Exercise description:
Go through the material below and count the lines with the string "AUTOCENTER"; the number is the whole answer.

— Begin —

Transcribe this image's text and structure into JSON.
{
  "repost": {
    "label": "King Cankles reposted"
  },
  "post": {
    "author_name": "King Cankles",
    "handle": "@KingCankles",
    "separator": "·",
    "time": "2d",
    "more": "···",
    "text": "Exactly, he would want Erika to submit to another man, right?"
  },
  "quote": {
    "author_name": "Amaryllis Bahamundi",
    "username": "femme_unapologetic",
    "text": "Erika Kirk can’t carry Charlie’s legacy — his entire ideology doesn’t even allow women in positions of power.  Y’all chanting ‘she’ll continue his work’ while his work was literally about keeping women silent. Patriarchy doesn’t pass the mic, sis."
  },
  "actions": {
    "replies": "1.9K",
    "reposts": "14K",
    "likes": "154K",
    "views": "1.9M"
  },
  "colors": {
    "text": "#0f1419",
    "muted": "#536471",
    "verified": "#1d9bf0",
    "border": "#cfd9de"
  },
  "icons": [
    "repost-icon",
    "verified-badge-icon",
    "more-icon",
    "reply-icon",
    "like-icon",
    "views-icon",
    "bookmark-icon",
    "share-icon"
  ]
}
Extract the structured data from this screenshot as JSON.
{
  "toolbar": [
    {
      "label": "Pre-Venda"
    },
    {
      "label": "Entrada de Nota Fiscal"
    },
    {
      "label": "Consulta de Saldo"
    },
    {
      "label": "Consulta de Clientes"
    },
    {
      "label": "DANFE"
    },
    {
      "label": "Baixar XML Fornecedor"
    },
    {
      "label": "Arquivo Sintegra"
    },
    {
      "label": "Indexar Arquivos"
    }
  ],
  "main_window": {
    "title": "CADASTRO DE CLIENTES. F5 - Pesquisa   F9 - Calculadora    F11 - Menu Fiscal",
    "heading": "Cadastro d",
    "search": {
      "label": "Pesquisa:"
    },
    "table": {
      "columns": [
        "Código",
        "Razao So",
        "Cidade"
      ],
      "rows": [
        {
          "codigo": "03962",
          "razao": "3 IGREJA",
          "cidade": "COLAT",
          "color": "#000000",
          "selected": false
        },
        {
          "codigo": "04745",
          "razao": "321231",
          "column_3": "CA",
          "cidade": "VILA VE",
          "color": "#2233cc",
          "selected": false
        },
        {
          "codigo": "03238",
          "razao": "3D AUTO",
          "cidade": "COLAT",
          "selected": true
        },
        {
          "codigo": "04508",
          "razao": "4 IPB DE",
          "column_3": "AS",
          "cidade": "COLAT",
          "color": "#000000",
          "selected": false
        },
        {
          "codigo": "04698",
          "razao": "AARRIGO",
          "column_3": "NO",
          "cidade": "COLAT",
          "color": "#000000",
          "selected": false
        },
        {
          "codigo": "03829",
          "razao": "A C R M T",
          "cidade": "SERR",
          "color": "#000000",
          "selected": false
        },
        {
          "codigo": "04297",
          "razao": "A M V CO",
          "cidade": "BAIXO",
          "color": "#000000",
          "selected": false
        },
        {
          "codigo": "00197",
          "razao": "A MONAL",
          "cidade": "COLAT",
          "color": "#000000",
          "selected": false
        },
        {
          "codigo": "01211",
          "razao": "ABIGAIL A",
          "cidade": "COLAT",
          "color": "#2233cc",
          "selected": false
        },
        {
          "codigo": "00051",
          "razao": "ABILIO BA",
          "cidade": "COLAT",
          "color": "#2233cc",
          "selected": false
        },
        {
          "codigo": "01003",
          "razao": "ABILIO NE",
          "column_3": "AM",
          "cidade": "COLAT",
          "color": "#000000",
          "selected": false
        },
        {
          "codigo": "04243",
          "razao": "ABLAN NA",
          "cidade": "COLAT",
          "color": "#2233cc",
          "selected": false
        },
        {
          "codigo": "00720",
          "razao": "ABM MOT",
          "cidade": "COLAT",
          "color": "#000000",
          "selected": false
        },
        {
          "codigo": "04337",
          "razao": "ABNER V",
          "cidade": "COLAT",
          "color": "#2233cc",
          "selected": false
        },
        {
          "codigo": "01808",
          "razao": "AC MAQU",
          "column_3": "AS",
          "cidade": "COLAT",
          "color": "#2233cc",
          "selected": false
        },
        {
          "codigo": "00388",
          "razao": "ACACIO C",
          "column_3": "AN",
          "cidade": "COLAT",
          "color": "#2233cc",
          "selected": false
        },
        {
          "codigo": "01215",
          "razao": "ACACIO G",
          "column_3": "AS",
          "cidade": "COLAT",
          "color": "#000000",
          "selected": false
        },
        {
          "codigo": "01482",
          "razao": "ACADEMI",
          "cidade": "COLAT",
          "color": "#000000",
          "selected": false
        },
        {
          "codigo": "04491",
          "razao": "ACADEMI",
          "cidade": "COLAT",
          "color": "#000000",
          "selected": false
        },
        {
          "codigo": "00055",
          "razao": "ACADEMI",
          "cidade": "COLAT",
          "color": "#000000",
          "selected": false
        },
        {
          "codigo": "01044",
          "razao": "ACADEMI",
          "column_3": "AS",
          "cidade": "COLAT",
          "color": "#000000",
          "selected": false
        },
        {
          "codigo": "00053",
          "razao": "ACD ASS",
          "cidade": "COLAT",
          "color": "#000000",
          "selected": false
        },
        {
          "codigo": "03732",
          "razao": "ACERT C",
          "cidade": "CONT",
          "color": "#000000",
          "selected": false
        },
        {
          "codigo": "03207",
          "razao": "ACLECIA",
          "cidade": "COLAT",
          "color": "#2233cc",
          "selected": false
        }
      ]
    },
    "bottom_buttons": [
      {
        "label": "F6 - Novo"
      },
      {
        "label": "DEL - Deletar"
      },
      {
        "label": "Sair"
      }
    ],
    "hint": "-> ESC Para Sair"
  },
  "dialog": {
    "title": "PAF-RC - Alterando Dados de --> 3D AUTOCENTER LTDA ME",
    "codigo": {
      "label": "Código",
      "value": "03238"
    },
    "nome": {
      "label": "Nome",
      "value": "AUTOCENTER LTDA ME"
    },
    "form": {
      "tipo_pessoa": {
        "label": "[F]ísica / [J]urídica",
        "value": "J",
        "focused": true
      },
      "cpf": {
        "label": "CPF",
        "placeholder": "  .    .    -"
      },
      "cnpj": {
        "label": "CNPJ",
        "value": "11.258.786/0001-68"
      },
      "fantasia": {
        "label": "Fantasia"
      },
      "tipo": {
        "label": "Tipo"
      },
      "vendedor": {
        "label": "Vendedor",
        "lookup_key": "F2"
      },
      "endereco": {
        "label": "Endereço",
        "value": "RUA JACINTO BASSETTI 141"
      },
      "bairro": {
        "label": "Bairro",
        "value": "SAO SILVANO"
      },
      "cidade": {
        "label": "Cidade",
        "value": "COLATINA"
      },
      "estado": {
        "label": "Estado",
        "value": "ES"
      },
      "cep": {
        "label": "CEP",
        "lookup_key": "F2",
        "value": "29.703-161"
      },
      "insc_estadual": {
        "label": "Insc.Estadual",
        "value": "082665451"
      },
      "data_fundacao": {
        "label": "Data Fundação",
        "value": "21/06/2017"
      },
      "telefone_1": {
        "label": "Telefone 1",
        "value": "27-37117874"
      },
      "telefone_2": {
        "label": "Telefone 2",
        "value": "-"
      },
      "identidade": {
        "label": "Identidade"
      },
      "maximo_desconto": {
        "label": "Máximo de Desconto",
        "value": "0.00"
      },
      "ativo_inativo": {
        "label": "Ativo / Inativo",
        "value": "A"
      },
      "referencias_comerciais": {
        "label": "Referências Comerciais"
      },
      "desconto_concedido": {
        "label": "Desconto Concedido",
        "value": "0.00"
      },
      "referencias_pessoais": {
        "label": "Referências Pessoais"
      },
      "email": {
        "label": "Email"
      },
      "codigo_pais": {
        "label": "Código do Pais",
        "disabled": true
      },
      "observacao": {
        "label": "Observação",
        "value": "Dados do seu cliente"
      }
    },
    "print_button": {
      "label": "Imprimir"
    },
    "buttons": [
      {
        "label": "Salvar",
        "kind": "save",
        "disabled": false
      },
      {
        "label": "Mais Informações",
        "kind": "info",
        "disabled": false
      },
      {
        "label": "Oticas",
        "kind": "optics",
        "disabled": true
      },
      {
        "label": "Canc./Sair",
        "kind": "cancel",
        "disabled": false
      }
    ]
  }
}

— End —

Solved problem:
2